Task directions
Restate the full set of records exactly, without adding or dropping a word.

begin

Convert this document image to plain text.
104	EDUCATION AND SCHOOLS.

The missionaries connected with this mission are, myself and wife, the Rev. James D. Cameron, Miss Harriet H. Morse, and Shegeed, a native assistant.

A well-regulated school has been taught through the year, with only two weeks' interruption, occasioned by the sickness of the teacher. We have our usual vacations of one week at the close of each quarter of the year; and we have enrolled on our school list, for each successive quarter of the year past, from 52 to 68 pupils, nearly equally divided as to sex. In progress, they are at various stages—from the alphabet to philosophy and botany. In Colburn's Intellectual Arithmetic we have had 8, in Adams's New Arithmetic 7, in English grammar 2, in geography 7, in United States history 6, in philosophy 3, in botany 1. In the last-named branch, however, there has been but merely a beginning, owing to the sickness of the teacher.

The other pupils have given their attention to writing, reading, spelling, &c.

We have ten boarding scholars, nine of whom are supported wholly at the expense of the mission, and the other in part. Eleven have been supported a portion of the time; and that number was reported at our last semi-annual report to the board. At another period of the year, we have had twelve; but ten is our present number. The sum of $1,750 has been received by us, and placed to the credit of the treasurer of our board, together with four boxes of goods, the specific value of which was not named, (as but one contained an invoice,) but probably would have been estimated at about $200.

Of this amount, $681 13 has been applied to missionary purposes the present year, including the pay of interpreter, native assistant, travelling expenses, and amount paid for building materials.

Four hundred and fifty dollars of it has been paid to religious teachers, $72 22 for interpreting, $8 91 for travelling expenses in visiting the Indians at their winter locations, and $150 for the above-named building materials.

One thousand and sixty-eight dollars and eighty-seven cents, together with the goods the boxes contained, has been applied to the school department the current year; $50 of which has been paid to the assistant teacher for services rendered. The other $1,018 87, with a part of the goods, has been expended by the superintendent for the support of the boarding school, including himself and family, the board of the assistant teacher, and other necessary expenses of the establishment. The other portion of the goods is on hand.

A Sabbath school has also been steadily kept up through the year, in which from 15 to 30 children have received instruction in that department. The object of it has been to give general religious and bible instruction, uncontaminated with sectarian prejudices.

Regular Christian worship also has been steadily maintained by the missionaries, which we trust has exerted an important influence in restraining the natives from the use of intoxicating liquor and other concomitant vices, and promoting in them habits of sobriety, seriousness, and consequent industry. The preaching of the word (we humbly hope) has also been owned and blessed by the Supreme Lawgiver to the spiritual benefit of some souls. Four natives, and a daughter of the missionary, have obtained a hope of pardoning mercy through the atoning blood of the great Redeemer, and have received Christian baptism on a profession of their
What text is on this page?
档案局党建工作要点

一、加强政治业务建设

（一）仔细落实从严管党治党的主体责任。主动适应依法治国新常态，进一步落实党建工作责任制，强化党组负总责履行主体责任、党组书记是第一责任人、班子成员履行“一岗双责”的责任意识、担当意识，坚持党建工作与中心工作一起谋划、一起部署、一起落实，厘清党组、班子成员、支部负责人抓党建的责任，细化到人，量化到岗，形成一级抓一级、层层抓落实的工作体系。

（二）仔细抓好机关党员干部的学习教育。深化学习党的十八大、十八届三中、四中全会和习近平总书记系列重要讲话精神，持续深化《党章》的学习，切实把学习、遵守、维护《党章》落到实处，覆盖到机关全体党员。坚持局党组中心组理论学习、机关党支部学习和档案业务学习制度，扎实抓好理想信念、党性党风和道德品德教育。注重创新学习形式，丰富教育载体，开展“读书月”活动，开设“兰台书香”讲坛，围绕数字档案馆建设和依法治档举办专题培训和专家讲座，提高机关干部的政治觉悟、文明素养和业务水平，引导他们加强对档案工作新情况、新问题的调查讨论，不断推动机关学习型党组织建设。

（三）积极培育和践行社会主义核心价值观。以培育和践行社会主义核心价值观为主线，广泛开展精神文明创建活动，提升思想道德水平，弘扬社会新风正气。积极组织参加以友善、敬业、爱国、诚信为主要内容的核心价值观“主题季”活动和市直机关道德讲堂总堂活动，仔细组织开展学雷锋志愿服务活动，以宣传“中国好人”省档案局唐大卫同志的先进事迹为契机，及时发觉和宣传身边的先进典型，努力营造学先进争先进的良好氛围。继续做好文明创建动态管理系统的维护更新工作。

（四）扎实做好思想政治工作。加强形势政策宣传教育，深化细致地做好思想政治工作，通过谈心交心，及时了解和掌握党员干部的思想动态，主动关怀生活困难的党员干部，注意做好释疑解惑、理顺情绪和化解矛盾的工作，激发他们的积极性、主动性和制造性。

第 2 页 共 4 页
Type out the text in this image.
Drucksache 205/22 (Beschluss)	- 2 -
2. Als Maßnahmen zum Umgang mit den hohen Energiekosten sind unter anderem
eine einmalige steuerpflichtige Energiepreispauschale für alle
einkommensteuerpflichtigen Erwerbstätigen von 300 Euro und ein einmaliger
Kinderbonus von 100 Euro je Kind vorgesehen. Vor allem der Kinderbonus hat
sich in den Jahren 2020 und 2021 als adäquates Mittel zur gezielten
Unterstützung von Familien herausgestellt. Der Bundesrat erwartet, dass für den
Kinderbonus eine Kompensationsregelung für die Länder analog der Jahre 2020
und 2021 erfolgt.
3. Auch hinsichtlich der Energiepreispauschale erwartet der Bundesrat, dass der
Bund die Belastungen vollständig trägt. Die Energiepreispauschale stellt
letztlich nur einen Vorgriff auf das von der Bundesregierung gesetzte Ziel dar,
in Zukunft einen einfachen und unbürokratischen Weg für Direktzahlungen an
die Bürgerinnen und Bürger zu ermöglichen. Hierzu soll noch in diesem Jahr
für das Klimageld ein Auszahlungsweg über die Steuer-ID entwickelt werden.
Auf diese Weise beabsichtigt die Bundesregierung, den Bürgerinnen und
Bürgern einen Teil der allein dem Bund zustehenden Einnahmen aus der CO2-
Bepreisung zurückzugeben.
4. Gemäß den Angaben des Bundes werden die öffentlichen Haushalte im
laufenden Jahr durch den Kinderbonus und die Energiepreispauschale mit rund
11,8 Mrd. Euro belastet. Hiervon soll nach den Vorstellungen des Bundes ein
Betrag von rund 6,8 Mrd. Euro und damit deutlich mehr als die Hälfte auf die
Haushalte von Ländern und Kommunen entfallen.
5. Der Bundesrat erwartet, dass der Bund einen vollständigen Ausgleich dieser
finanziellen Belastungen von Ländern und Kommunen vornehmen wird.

end

Answer
Convert this document image to plain text.
104	EDUCATION AND SCHOOLS.

The missionaries connected with this mission are, myself and wife, the Rev. James D. Cameron, Miss Harriet H. Morse, and Shegeed, a native assistant.

A well-regulated school has been taught through the year, with only two weeks' interruption, occasioned by the sickness of the teacher. We have our usual vacations of one week at the close of each quarter of the year; and we have enrolled on our school list, for each successive quarter of the year past, from 52 to 68 pupils, nearly equally divided as to sex. In progress, they are at various stages—from the alphabet to philosophy and botany. In Colburn's Intellectual Arithmetic we have had 8, in Adams's New Arithmetic 7, in English grammar 2, in geography 7, in United States history 6, in philosophy 3, in botany 1. In the last-named branch, however, there has been but merely a beginning, owing to the sickness of the teacher.

The other pupils have given their attention to writing, reading, spelling, &c.

We have ten boarding scholars, nine of whom are supported wholly at the expense of the mission, and the other in part. Eleven have been supported a portion of the time; and that number was reported at our last semi-annual report to the board. At another period of the year, we have had twelve; but ten is our present number. The sum of $1,750 has been received by us, and placed to the credit of the treasurer of our board, together with four boxes of goods, the specific value of which was not named, (as but one contained an invoice,) but probably would have been estimated at about $200.

Of this amount, $681 13 has been applied to missionary purposes the present year, including the pay of interpreter, native assistant, travelling expenses, and amount paid for building materials.

Four hundred and fifty dollars of it has been paid to religious teachers, $72 22 for interpreting, $8 91 for travelling expenses in visiting the Indians at their winter locations, and $150 for the above-named building materials.

One thousand and sixty-eight dollars and eighty-seven cents, together with the goods the boxes contained, has been applied to the school department the current year; $50 of which has been paid to the assistant teacher for services rendered. The other $1,018 87, with a part of the goods, has been expended by the superintendent for the support of the boarding school, including himself and family, the board of the assistant teacher, and other necessary expenses of the establishment. The other portion of the goods is on hand.

A Sabbath school has also been steadily kept up through the year, in which from 15 to 30 children have received instruction in that department. The object of it has been to give general religious and bible instruction, uncontaminated with sectarian prejudices.

Regular Christian worship also has been steadily maintained by the missionaries, which we trust has exerted an important influence in restraining the natives from the use of intoxicating liquor and other concomitant vices, and promoting in them habits of sobriety, seriousness, and consequent industry. The preaching of the word (we humbly hope) has also been owned and blessed by the Supreme Lawgiver to the spiritual benefit of some souls. Four natives, and a daughter of the missionary, have obtained a hope of pardoning mercy through the atoning blood of the great Redeemer, and have received Christian baptism on a profession of their
What text is on this page?
档案局党建工作要点

一、加强政治业务建设

（一）仔细落实从严管党治党的主体责任。主动适应依法治国新常态，进一步落实党建工作责任制，强化党组负总责履行主体责任、党组书记是第一责任人、班子成员履行“一岗双责”的责任意识、担当意识，坚持党建工作与中心工作一起谋划、一起部署、一起落实，厘清党组、班子成员、支部负责人抓党建的责任，细化到人，量化到岗，形成一级抓一级、层层抓落实的工作体系。

（二）仔细抓好机关党员干部的学习教育。深化学习党的十八大、十八届三中、四中全会和习近平总书记系列重要讲话精神，持续深化《党章》的学习，切实把学习、遵守、维护《党章》落到实处，覆盖到机关全体党员。坚持局党组中心组理论学习、机关党支部学习和档案业务学习制度，扎实抓好理想信念、党性党风和道德品德教育。注重创新学习形式，丰富教育载体，开展“读书月”活动，开设“兰台书香”讲坛，围绕数字档案馆建设和依法治档举办专题培训和专家讲座，提高机关干部的政治觉悟、文明素养和业务水平，引导他们加强对档案工作新情况、新问题的调查讨论，不断推动机关学习型党组织建设。

（三）积极培育和践行社会主义核心价值观。以培育和践行社会主义核心价值观为主线，广泛开展精神文明创建活动，提升思想道德水平，弘扬社会新风正气。积极组织参加以友善、敬业、爱国、诚信为主要内容的核心价值观“主题季”活动和市直机关道德讲堂总堂活动，仔细组织开展学雷锋志愿服务活动，以宣传“中国好人”省档案局唐大卫同志的先进事迹为契机，及时发觉和宣传身边的先进典型，努力营造学先进争先进的良好氛围。继续做好文明创建动态管理系统的维护更新工作。

（四）扎实做好思想政治工作。加强形势政策宣传教育，深化细致地做好思想政治工作，通过谈心交心，及时了解和掌握党员干部的思想动态，主动关怀生活困难的党员干部，注意做好释疑解惑、理顺情绪和化解矛盾的工作，激发他们的积极性、主动性和制造性。

第 2 页 共 4 页
Type out the text in this image.
Drucksache 205/22 (Beschluss)	- 2 -
2. Als Maßnahmen zum Umgang mit den hohen Energiekosten sind unter anderem
eine einmalige steuerpflichtige Energiepreispauschale für alle
einkommensteuerpflichtigen Erwerbstätigen von 300 Euro und ein einmaliger
Kinderbonus von 100 Euro je Kind vorgesehen. Vor allem der Kinderbonus hat
sich in den Jahren 2020 und 2021 als adäquates Mittel zur gezielten
Unterstützung von Familien herausgestellt. Der Bundesrat erwartet, dass für den
Kinderbonus eine Kompensationsregelung für die Länder analog der Jahre 2020
und 2021 erfolgt.
3. Auch hinsichtlich der Energiepreispauschale erwartet der Bundesrat, dass der
Bund die Belastungen vollständig trägt. Die Energiepreispauschale stellt
letztlich nur einen Vorgriff auf das von der Bundesregierung gesetzte Ziel dar,
in Zukunft einen einfachen und unbürokratischen Weg für Direktzahlungen an
die Bürgerinnen und Bürger zu ermöglichen. Hierzu soll noch in diesem Jahr
für das Klimageld ein Auszahlungsweg über die Steuer-ID entwickelt werden.
Auf diese Weise beabsichtigt die Bundesregierung, den Bürgerinnen und
Bürgern einen Teil der allein dem Bund zustehenden Einnahmen aus der CO2-
Bepreisung zurückzugeben.
4. Gemäß den Angaben des Bundes werden die öffentlichen Haushalte im
laufenden Jahr durch den Kinderbonus und die Energiepreispauschale mit rund
11,8 Mrd. Euro belastet. Hiervon soll nach den Vorstellungen des Bundes ein
Betrag von rund 6,8 Mrd. Euro und damit deutlich mehr als die Hälfte auf die
Haushalte von Ländern und Kommunen entfallen.
5. Der Bundesrat erwartet, dass der Bund einen vollständigen Ausgleich dieser
finanziellen Belastungen von Ländern und Kommunen vornehmen wird.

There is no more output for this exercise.